#### [SHORT EXERCISE]
Reproduce the listing word for word, leaving every picture behind.

#### [RECORDS SHOWN]
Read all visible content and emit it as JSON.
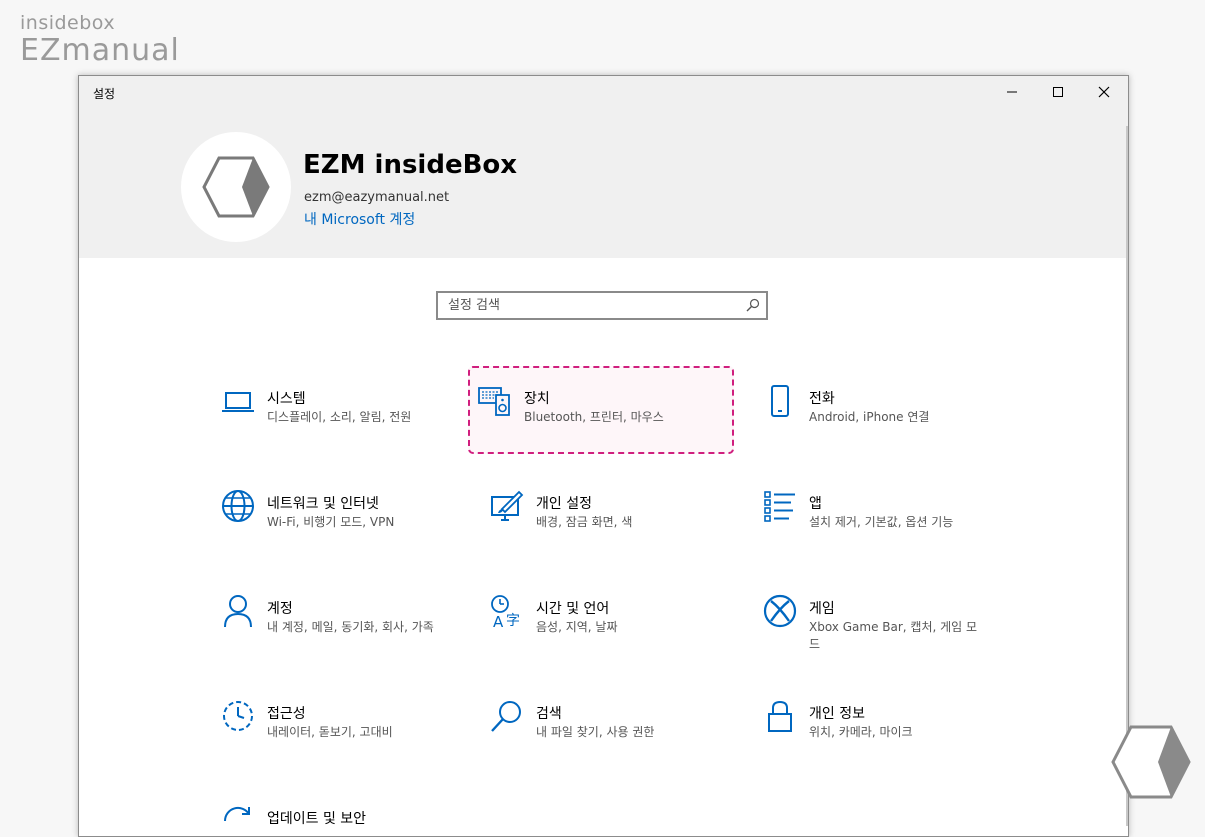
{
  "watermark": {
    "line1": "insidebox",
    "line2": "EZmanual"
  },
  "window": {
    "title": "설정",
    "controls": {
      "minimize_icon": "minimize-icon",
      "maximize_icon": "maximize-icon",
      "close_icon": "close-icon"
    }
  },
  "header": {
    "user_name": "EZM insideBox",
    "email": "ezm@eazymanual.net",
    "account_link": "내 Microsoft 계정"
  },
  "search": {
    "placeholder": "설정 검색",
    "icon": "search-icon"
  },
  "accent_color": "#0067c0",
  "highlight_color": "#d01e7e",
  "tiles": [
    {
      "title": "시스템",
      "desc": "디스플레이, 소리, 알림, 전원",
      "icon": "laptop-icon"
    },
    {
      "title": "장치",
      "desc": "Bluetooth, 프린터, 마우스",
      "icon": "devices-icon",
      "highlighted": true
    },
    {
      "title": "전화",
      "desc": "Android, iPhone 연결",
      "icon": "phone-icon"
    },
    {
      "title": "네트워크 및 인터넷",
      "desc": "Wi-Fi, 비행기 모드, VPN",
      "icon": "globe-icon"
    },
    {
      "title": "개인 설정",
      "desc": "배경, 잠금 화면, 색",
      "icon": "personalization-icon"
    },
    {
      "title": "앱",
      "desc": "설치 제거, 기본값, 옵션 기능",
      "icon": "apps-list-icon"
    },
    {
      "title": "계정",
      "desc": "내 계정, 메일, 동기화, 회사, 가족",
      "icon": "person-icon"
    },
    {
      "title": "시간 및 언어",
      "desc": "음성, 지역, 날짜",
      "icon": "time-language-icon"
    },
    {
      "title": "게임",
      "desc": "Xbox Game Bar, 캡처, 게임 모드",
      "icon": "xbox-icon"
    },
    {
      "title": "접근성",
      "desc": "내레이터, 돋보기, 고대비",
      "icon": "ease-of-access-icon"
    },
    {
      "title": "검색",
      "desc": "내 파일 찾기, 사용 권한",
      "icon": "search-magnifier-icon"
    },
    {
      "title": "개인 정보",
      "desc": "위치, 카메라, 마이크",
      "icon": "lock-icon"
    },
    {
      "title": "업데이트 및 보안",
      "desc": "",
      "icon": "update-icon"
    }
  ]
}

#### [ANSWER]
Read all visible content and emit it as JSON.
{
  "watermark": {
    "line1": "insidebox",
    "line2": "EZmanual"
  },
  "window": {
    "title": "설정",
    "controls": {
      "minimize_icon": "minimize-icon",
      "maximize_icon": "maximize-icon",
      "close_icon": "close-icon"
    }
  },
  "header": {
    "user_name": "EZM insideBox",
    "email": "ezm@eazymanual.net",
    "account_link": "내 Microsoft 계정"
  },
  "search": {
    "placeholder": "설정 검색",
    "icon": "search-icon"
  },
  "accent_color": "#0067c0",
  "highlight_color": "#d01e7e",
  "tiles": [
    {
      "title": "시스템",
      "desc": "디스플레이, 소리, 알림, 전원",
      "icon": "laptop-icon"
    },
    {
      "title": "장치",
      "desc": "Bluetooth, 프린터, 마우스",
      "icon": "devices-icon",
      "highlighted": true
    },
    {
      "title": "전화",
      "desc": "Android, iPhone 연결",
      "icon": "phone-icon"
    },
    {
      "title": "네트워크 및 인터넷",
      "desc": "Wi-Fi, 비행기 모드, VPN",
      "icon": "globe-icon"
    },
    {
      "title": "개인 설정",
      "desc": "배경, 잠금 화면, 색",
      "icon": "personalization-icon"
    },
    {
      "title": "앱",
      "desc": "설치 제거, 기본값, 옵션 기능",
      "icon": "apps-list-icon"
    },
    {
      "title": "계정",
      "desc": "내 계정, 메일, 동기화, 회사, 가족",
      "icon": "person-icon"
    },
    {
      "title": "시간 및 언어",
      "desc": "음성, 지역, 날짜",
      "icon": "time-language-icon"
    },
    {
      "title": "게임",
      "desc": "Xbox Game Bar, 캡처, 게임 모드",
      "icon": "xbox-icon"
    },
    {
      "title": "접근성",
      "desc": "내레이터, 돋보기, 고대비",
      "icon": "ease-of-access-icon"
    },
    {
      "title": "검색",
      "desc": "내 파일 찾기, 사용 권한",
      "icon": "search-magnifier-icon"
    },
    {
      "title": "개인 정보",
      "desc": "위치, 카메라, 마이크",
      "icon": "lock-icon"
    },
    {
      "title": "업데이트 및 보안",
      "desc": "",
      "icon": "update-icon"
    }
  ]
}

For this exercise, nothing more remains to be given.